Exercise description —
Find how many lines hold the word "примеры" and give that number only.

Data lines —
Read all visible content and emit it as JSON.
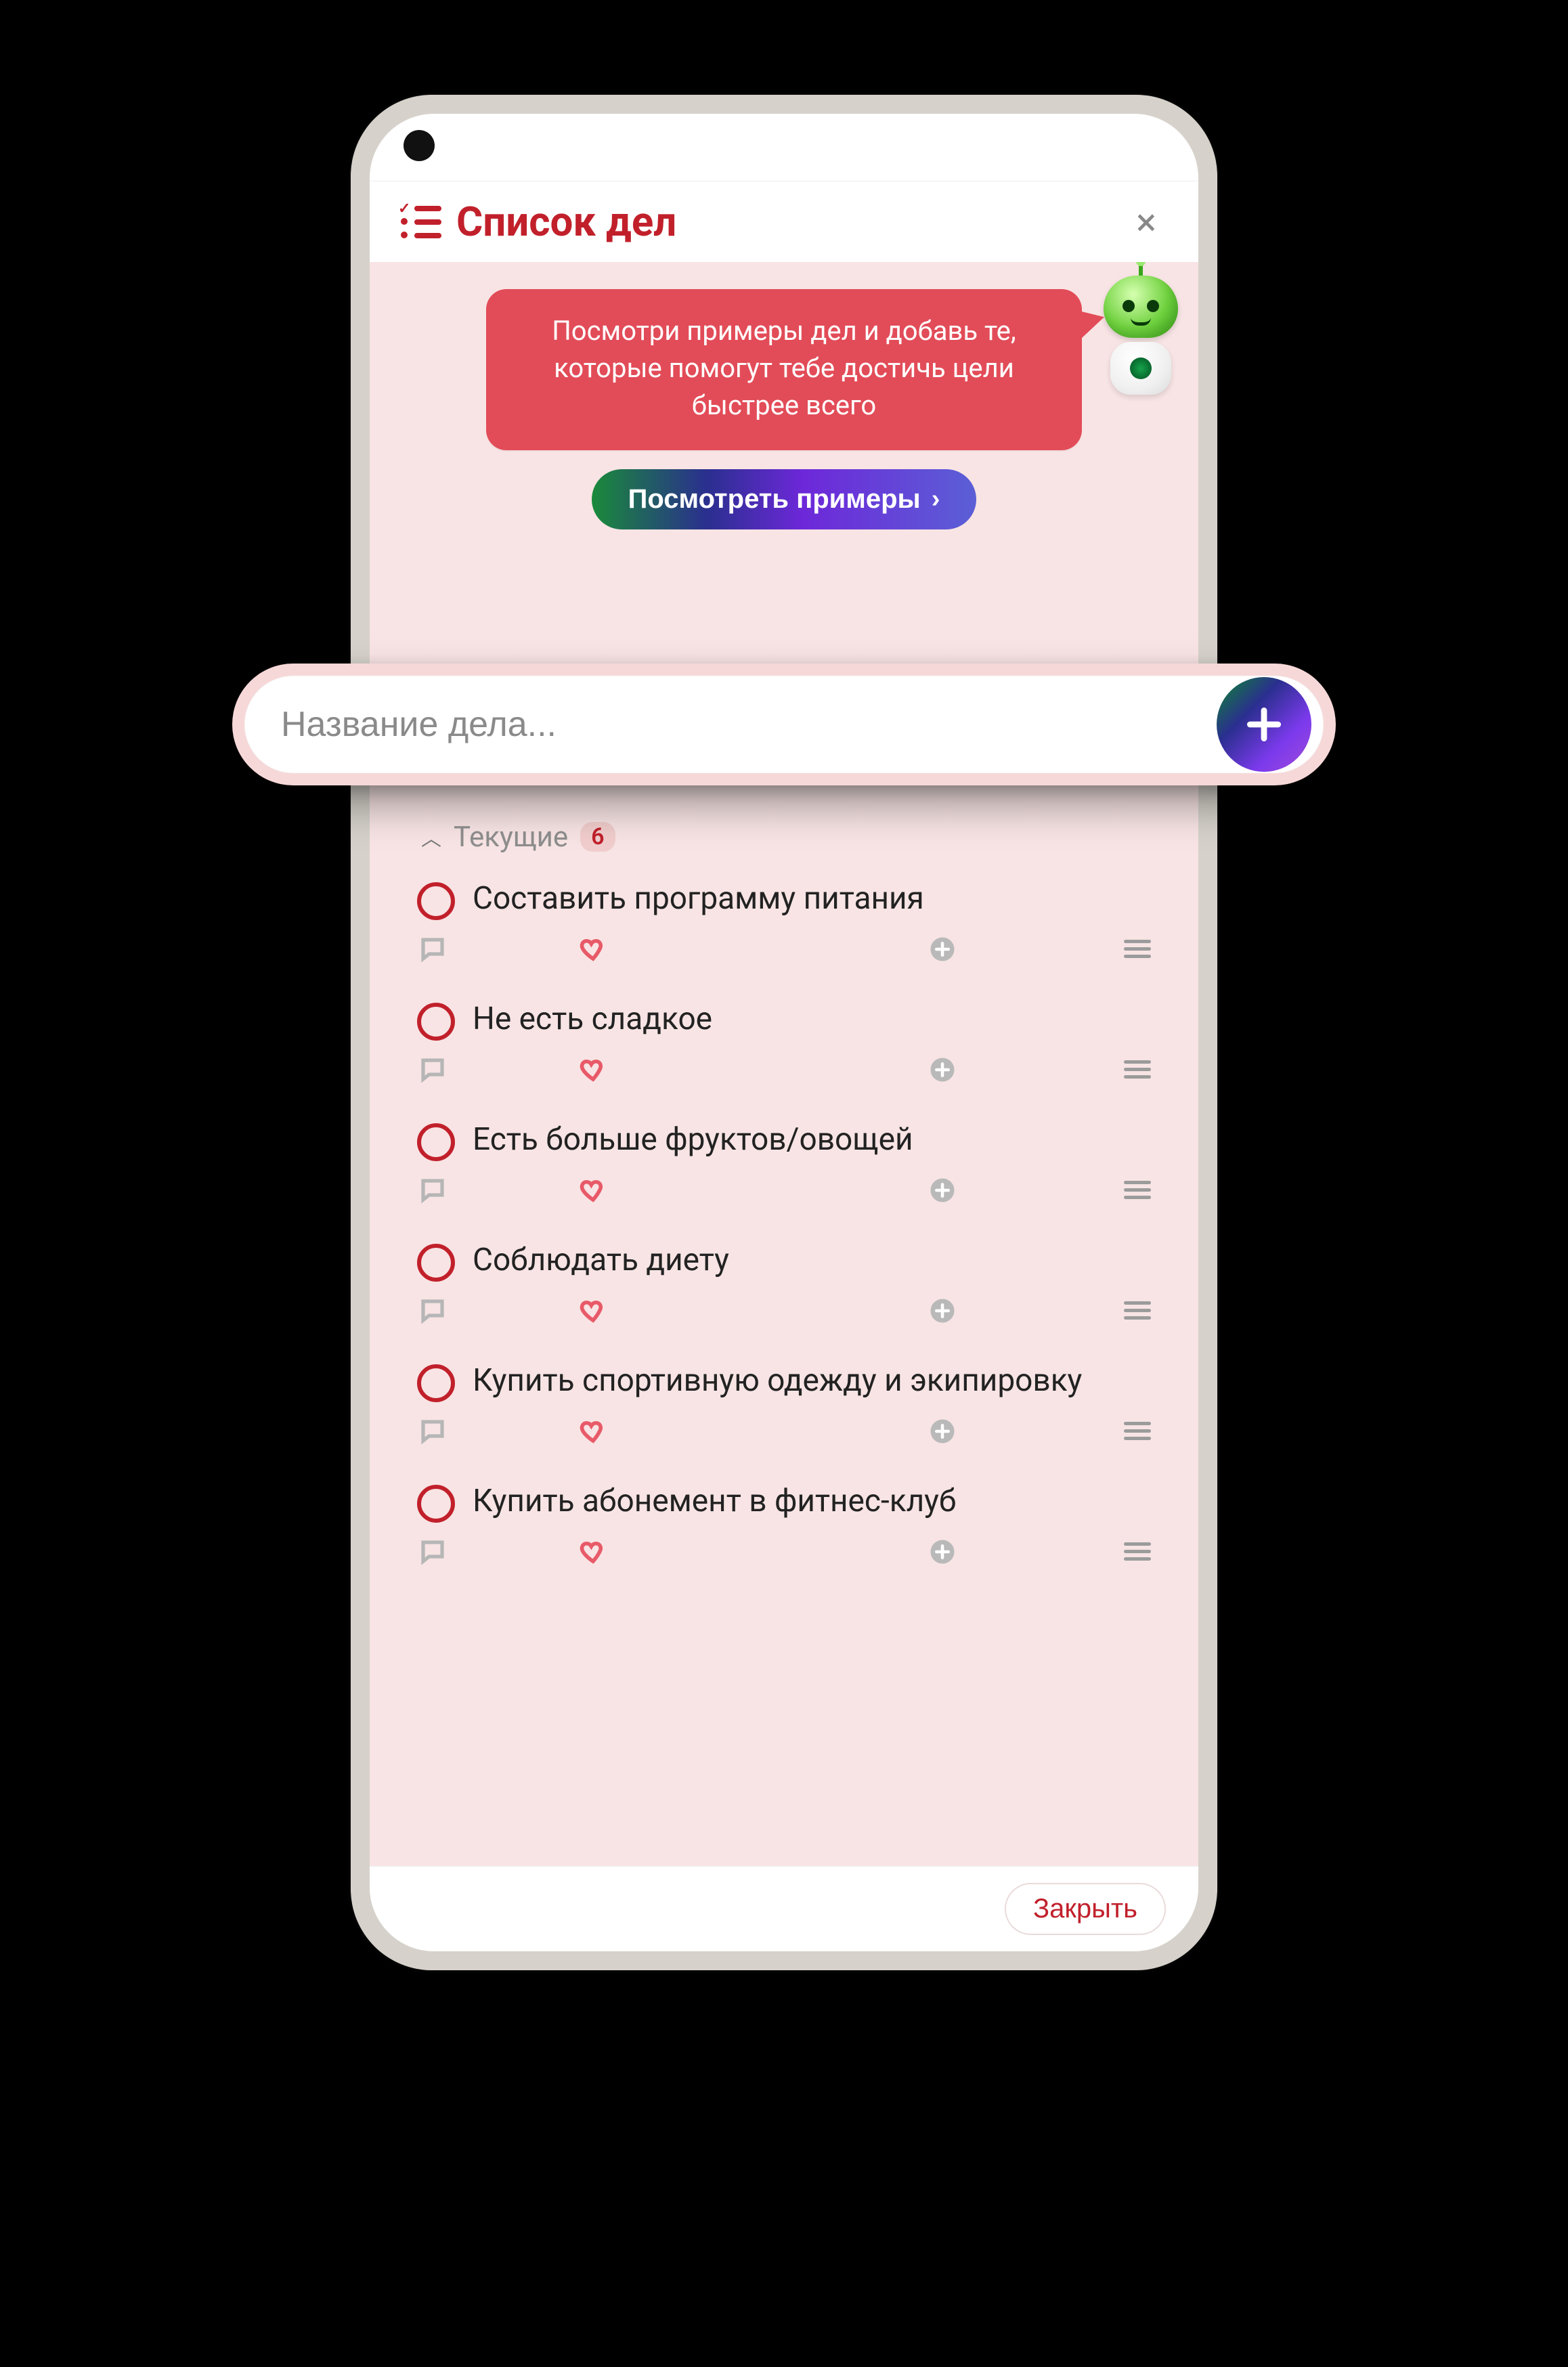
{
  "header": {
    "title": "Список дел"
  },
  "advice": {
    "text": "Посмотри примеры дел и добавь те, которые помогут тебе достичь цели быстрее всего",
    "button": "Посмотреть примеры"
  },
  "input": {
    "placeholder": "Название дела..."
  },
  "section": {
    "label": "Текущие",
    "count": "6"
  },
  "tasks": [
    {
      "title": "Составить программу питания"
    },
    {
      "title": "Не есть сладкое"
    },
    {
      "title": "Есть больше фруктов/овощей"
    },
    {
      "title": "Соблюдать диету"
    },
    {
      "title": "Купить спортивную одежду и экипировку"
    },
    {
      "title": "Купить абонемент в фитнес-клуб"
    }
  ],
  "footer": {
    "close": "Закрыть"
  }
}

Result for this task —
2